-- Begin Records supplied --

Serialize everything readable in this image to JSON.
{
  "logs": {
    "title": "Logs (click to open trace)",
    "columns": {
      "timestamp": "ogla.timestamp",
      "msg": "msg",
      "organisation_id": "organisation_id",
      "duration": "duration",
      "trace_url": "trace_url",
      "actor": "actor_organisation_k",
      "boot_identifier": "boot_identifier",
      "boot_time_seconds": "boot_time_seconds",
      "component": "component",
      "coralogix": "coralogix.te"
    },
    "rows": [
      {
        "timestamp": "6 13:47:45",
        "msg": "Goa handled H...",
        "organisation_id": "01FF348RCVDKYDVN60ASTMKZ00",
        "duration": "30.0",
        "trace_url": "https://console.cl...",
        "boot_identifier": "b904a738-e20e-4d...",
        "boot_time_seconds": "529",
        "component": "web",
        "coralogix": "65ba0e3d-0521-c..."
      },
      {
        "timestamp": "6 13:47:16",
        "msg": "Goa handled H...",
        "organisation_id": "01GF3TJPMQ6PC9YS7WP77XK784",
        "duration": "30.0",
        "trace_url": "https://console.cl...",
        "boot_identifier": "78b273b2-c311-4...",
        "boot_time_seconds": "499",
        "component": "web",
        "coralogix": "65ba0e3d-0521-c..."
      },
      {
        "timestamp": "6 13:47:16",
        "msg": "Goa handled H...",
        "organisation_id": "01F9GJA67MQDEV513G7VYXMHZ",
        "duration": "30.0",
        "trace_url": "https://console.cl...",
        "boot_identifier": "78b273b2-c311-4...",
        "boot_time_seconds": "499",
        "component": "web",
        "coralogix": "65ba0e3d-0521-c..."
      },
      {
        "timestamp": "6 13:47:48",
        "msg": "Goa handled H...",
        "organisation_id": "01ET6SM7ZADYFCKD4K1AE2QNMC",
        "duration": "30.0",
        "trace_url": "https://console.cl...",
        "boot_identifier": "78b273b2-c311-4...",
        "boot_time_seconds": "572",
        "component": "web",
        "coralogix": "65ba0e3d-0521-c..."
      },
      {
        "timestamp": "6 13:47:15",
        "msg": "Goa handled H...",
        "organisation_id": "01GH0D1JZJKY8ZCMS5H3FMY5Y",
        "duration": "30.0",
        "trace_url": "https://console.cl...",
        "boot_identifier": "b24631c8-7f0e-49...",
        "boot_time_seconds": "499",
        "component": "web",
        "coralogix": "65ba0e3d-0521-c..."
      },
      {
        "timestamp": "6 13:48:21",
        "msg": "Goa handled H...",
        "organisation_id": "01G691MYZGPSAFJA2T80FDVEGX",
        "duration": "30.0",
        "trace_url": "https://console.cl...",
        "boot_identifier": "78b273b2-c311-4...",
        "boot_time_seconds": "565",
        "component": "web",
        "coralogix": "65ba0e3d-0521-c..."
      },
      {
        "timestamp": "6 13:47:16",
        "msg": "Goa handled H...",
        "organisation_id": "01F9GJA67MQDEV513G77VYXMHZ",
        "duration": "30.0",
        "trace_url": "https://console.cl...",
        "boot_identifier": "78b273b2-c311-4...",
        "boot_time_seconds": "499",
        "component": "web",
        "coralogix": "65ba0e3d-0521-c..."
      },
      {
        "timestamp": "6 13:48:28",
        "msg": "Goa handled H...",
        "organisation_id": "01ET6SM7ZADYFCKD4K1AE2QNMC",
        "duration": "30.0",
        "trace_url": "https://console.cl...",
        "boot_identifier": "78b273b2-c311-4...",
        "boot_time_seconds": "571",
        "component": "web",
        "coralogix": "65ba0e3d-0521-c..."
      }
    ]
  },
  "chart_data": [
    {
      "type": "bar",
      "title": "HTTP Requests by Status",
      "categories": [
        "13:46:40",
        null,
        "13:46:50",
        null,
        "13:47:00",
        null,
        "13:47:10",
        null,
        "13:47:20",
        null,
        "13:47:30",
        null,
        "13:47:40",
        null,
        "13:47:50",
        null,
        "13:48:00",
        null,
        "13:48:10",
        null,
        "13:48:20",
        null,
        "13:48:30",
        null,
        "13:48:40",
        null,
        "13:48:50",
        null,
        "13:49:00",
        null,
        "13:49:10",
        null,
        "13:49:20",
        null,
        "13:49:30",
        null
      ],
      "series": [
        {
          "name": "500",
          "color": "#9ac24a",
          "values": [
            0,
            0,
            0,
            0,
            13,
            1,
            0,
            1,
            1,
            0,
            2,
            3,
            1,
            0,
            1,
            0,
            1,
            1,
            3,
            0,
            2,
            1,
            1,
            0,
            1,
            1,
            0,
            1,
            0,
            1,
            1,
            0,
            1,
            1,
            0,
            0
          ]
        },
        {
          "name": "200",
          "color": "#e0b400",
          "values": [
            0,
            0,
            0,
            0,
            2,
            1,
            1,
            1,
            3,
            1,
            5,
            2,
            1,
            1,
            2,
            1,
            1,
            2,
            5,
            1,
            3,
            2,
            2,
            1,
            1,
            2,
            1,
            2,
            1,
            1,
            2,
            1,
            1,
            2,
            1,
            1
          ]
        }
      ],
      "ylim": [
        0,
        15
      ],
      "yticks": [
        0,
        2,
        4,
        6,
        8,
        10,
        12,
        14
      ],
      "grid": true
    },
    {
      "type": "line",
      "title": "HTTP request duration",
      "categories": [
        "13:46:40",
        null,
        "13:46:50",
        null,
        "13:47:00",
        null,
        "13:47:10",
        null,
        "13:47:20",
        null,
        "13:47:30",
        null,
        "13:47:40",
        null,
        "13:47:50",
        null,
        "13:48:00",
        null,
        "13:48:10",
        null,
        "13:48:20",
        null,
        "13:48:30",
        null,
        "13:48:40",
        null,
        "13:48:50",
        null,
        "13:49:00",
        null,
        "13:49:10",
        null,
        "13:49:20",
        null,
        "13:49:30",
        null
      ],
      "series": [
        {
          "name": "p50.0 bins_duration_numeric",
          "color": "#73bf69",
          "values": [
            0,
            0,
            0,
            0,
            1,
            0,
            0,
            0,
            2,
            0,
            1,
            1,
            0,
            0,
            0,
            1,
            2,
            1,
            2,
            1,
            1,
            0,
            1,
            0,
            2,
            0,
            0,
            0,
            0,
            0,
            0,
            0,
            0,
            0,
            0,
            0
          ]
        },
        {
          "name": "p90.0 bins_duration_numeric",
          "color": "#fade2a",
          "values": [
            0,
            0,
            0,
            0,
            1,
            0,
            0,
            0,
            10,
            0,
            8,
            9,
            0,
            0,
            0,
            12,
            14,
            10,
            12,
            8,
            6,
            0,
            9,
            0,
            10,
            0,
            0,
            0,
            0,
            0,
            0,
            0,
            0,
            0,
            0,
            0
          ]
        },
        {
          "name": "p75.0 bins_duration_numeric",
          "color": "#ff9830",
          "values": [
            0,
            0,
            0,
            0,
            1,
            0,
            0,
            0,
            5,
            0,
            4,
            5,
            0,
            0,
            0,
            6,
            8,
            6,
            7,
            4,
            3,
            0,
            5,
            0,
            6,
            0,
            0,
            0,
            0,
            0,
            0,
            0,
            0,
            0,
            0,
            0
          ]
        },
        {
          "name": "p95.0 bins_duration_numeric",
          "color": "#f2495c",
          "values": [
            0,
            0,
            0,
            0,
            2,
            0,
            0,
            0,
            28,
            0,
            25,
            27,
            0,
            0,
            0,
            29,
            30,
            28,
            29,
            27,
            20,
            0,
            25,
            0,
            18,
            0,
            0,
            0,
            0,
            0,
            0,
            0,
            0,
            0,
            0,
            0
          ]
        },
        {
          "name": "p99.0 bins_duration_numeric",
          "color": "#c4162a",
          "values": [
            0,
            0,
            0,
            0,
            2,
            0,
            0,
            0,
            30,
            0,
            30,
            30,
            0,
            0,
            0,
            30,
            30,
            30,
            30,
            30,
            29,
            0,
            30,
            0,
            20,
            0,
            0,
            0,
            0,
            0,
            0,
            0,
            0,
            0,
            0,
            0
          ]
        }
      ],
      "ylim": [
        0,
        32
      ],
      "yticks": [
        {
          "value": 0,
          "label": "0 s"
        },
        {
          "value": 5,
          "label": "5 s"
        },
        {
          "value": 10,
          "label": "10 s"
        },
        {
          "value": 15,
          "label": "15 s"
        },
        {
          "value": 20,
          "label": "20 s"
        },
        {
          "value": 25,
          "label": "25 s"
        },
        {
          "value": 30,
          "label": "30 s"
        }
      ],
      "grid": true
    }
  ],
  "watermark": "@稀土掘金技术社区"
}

-- End Records supplied --

Copy every line of the material in which the word "title" occurs.

    "title": "Logs (click to open trace)",
      "title": "HTTP Requests by Status",
      "title": "HTTP request duration",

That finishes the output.